Job →
With the images removed, repeat the data below exactly.

Input →

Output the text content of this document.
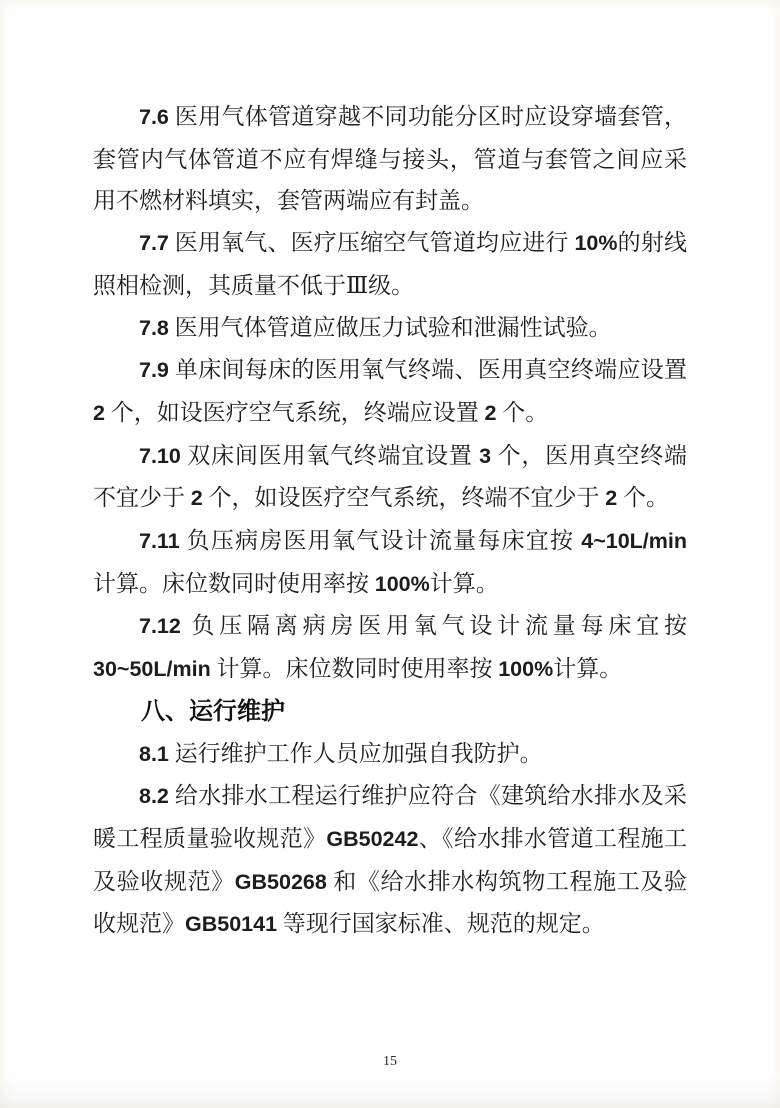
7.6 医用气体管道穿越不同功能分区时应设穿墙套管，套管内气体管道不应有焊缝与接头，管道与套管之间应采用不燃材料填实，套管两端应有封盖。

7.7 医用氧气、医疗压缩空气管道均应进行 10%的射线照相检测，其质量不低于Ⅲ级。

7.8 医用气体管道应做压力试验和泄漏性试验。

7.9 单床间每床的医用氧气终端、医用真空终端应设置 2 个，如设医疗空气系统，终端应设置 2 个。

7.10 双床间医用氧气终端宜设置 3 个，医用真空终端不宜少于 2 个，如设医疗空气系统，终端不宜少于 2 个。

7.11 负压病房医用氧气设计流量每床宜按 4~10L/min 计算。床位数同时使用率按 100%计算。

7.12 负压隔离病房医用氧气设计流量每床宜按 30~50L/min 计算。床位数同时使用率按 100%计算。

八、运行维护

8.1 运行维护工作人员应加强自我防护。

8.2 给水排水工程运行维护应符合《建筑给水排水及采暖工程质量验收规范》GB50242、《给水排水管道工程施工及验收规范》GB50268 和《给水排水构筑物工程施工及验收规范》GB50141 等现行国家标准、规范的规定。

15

Worked solution →
Output the text content of this document.
7.6 医用气体管道穿越不同功能分区时应设穿墙套管，套管内气体管道不应有焊缝与接头，管道与套管之间应采用不燃材料填实，套管两端应有封盖。

7.7 医用氧气、医疗压缩空气管道均应进行 10%的射线照相检测，其质量不低于Ⅲ级。

7.8 医用气体管道应做压力试验和泄漏性试验。

7.9 单床间每床的医用氧气终端、医用真空终端应设置 2 个，如设医疗空气系统，终端应设置 2 个。

7.10 双床间医用氧气终端宜设置 3 个，医用真空终端不宜少于 2 个，如设医疗空气系统，终端不宜少于 2 个。

7.11 负压病房医用氧气设计流量每床宜按 4~10L/min 计算。床位数同时使用率按 100%计算。

7.12 负压隔离病房医用氧气设计流量每床宜按 30~50L/min 计算。床位数同时使用率按 100%计算。

八、运行维护

8.1 运行维护工作人员应加强自我防护。

8.2 给水排水工程运行维护应符合《建筑给水排水及采暖工程质量验收规范》GB50242、《给水排水管道工程施工及验收规范》GB50268 和《给水排水构筑物工程施工及验收规范》GB50141 等现行国家标准、规范的规定。

15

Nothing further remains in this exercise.